** Start PROVIDED RECORDS **
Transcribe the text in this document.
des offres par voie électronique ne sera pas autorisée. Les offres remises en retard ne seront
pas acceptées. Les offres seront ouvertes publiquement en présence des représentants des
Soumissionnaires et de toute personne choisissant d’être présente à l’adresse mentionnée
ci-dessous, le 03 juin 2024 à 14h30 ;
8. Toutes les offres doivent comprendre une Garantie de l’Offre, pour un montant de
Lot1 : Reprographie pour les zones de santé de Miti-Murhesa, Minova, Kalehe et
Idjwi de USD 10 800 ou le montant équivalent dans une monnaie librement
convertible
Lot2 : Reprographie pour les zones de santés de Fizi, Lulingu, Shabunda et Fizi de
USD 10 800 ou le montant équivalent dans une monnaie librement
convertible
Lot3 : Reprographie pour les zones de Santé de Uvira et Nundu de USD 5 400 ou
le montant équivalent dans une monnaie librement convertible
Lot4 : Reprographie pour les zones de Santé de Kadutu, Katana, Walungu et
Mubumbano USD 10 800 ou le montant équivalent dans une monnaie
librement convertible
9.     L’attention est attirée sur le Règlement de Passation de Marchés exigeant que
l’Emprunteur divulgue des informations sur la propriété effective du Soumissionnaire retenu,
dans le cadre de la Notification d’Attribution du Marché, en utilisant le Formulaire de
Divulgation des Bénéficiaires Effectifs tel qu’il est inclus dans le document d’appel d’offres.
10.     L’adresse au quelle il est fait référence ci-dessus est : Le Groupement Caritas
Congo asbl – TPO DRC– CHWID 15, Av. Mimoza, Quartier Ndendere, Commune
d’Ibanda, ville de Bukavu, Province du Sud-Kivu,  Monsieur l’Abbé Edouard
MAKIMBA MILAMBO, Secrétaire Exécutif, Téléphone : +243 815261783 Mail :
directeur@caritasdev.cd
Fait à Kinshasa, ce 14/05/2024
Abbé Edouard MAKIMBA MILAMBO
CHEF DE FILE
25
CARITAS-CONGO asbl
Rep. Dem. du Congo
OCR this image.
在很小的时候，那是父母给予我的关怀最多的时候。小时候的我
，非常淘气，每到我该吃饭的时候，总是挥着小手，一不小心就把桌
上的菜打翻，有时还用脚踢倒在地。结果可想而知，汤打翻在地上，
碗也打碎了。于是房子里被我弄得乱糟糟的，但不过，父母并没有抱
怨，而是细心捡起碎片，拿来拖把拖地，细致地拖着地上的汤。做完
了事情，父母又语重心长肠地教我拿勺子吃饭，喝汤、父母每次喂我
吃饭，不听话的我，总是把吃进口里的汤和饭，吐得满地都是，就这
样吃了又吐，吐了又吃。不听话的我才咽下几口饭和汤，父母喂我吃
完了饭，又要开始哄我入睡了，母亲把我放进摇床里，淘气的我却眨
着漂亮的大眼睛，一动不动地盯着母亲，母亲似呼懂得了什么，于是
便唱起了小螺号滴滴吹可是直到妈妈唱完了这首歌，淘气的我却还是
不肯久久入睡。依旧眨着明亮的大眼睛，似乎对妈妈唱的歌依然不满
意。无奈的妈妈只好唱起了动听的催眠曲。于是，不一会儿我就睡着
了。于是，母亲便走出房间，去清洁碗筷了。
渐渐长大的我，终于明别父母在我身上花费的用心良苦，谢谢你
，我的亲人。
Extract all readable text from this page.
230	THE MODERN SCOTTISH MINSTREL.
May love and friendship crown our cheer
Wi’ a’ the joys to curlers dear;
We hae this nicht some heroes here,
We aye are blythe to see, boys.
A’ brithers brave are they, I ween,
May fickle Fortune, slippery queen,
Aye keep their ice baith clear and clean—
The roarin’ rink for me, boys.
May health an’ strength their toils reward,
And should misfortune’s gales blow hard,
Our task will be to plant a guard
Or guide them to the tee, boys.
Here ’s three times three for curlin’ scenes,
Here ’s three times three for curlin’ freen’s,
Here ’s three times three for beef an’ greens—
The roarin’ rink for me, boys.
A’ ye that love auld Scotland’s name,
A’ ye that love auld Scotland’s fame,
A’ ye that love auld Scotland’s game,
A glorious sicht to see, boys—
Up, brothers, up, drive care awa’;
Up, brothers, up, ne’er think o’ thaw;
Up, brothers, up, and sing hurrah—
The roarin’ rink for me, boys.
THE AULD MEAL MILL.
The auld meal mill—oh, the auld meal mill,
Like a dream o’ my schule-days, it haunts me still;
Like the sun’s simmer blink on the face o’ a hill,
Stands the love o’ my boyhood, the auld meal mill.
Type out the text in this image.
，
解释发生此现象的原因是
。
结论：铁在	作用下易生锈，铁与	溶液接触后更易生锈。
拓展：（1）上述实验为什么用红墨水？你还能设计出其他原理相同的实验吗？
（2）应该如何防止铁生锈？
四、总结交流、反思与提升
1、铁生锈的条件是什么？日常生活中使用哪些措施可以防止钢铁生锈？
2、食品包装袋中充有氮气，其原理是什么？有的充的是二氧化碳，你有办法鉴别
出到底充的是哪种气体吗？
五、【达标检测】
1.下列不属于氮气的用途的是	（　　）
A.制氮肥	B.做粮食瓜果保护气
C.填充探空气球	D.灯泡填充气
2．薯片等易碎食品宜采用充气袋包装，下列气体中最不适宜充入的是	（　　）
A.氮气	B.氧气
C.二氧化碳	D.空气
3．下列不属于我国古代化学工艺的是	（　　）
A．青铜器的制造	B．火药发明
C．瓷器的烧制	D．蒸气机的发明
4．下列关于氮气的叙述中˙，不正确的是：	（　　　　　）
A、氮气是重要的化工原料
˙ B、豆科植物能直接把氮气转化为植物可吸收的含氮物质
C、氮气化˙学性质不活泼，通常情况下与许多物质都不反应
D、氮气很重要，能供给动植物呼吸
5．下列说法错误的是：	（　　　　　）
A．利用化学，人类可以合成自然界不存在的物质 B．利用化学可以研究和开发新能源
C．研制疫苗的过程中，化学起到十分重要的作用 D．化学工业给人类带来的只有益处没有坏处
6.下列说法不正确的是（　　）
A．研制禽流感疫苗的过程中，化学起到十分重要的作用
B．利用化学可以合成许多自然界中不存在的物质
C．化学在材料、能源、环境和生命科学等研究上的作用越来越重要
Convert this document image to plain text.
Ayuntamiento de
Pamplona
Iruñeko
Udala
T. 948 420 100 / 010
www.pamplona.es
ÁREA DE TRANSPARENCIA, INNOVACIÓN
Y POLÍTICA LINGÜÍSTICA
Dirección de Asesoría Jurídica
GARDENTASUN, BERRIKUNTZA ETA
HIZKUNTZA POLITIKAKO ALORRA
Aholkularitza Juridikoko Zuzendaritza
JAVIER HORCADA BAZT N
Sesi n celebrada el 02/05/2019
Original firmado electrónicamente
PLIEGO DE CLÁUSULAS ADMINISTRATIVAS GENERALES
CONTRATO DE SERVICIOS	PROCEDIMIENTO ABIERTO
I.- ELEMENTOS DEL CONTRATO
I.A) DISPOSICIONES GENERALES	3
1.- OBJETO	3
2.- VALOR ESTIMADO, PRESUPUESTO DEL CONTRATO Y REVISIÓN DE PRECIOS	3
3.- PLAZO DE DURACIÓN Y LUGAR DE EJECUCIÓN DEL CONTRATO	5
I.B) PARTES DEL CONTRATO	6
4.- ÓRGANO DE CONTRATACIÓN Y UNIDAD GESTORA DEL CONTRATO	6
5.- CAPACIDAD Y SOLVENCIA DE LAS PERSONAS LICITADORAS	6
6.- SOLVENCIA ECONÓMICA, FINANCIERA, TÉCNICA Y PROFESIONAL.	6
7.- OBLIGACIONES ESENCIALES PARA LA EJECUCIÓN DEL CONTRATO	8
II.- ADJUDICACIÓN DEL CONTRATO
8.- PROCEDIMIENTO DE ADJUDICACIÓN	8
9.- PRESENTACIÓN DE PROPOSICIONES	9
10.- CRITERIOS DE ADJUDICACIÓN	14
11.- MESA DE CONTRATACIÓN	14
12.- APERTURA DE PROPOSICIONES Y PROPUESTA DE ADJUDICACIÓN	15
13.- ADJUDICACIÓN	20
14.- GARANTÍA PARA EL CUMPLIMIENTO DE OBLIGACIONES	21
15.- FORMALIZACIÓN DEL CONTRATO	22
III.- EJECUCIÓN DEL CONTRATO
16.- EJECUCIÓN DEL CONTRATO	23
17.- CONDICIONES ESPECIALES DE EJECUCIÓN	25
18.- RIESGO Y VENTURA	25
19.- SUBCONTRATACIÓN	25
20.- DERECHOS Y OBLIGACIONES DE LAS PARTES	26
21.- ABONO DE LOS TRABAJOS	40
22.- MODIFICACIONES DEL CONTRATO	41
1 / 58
** End PROVIDED RECORDS **
Pick out each line containing "MAKIMBA" and report it.

• EXPECTED ANSWER:
MAKIMBA MILAMBO, Secrétaire Exécutif, Téléphone : +243 815261783 Mail :
Abbé Edouard MAKIMBA MILAMBO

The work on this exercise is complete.